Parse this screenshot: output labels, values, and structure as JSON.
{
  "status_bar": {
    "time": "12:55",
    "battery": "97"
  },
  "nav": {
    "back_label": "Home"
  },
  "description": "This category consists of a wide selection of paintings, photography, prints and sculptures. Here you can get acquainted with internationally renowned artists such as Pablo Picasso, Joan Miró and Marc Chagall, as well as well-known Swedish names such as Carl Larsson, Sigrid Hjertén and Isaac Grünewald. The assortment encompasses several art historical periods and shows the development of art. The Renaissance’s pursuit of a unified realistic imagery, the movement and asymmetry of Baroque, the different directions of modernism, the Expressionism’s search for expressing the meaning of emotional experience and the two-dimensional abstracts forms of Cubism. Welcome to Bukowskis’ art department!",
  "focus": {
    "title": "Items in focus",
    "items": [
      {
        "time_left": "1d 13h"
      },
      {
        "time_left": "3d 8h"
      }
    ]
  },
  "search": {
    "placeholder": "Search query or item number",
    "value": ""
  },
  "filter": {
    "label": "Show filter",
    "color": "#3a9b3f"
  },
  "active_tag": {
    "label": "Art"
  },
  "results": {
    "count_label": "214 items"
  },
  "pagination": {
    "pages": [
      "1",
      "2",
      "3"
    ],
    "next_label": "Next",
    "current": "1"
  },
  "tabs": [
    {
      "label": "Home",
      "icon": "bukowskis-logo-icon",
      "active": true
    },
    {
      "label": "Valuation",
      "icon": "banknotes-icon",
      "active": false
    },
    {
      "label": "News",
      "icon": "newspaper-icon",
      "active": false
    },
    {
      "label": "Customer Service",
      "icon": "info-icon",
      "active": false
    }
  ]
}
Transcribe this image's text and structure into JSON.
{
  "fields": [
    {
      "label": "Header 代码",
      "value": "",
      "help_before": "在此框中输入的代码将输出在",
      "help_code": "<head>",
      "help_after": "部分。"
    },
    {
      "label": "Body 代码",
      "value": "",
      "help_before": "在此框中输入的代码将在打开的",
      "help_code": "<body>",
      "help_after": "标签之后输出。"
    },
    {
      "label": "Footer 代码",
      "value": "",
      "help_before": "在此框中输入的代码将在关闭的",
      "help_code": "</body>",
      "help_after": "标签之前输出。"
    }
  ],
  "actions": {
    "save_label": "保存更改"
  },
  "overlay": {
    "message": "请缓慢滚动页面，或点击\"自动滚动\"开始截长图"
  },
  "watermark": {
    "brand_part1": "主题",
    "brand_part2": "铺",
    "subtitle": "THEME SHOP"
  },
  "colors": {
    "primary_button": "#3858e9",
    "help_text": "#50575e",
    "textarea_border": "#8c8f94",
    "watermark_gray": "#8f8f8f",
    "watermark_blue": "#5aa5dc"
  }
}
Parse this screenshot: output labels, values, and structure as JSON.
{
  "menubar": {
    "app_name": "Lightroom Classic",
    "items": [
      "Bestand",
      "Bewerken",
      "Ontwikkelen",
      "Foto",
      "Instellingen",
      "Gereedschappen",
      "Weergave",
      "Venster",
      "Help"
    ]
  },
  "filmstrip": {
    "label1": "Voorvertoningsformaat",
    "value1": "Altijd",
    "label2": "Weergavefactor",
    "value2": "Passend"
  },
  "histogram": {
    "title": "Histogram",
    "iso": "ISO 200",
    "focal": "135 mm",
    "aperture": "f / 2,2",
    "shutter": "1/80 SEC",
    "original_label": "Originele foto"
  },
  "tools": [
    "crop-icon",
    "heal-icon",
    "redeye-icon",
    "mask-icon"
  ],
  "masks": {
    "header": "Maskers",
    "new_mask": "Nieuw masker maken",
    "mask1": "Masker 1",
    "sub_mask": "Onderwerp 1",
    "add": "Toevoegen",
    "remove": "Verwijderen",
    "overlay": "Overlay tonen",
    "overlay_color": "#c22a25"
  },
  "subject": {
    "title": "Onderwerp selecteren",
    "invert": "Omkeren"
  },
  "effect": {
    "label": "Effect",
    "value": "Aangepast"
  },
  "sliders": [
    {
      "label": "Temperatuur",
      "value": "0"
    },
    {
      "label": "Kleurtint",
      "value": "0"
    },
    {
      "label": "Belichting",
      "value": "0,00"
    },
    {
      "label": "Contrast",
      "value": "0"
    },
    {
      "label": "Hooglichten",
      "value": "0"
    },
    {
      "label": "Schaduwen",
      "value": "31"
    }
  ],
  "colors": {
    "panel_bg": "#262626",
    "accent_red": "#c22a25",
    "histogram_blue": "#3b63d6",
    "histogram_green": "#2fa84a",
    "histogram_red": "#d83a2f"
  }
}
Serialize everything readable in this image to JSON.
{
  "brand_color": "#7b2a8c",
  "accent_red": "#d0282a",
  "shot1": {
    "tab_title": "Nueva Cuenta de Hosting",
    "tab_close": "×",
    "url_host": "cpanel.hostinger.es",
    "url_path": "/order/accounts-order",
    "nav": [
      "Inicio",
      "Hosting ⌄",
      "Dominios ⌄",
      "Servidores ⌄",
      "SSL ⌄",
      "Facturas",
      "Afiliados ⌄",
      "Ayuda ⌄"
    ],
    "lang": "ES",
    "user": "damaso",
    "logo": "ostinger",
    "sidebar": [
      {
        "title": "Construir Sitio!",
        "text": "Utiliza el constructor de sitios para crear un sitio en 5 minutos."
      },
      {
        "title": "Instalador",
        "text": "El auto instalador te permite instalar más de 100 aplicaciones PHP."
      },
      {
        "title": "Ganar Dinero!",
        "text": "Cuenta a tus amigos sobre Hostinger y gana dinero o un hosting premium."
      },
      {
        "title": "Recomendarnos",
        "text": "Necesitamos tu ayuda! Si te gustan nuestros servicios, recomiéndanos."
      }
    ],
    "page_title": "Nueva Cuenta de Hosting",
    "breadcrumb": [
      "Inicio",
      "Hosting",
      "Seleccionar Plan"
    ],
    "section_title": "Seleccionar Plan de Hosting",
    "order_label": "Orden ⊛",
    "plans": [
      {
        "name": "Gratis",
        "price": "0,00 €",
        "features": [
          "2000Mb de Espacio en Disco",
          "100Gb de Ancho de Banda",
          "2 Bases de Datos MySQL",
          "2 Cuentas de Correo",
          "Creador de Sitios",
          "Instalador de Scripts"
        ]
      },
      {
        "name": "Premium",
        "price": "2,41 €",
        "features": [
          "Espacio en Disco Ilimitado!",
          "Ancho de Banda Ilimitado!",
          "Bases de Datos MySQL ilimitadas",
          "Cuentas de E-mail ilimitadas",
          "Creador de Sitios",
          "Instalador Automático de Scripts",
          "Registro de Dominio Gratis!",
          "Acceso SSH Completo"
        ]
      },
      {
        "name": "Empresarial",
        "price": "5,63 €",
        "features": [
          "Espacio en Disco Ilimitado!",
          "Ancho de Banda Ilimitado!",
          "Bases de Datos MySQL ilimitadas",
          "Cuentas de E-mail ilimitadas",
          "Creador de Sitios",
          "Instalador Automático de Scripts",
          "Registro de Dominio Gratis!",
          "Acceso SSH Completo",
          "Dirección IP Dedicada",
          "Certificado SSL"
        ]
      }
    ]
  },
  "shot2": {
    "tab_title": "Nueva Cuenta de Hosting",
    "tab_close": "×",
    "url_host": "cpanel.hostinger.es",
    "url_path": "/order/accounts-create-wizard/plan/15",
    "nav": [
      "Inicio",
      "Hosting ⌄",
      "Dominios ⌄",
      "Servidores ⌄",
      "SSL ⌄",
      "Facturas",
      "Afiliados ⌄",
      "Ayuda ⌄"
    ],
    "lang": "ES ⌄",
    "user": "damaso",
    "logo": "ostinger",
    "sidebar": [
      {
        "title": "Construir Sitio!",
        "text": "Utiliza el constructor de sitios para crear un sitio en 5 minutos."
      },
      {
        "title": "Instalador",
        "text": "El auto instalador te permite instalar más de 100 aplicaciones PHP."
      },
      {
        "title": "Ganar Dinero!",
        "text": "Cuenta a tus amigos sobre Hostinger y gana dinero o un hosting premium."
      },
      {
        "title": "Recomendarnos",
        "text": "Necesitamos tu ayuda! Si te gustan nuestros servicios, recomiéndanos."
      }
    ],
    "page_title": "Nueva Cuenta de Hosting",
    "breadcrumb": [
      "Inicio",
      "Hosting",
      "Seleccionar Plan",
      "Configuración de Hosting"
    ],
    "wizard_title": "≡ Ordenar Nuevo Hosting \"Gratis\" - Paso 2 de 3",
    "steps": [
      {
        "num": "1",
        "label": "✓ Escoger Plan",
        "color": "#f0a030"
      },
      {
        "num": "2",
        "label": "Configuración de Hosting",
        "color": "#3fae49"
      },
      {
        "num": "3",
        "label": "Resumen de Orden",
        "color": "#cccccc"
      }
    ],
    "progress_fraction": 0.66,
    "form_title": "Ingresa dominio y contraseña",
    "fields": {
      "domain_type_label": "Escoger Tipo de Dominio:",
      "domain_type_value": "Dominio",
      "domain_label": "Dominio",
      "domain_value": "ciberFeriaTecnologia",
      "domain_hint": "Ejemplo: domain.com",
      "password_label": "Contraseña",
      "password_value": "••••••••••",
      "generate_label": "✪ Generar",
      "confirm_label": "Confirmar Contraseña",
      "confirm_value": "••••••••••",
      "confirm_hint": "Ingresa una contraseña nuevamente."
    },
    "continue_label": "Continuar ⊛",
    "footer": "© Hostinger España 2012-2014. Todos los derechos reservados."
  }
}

★ ★ ★ ★

What to do: What is the number of lines in the listing above that contain the string "Ingresa"? Give only the number.

Full solution: 2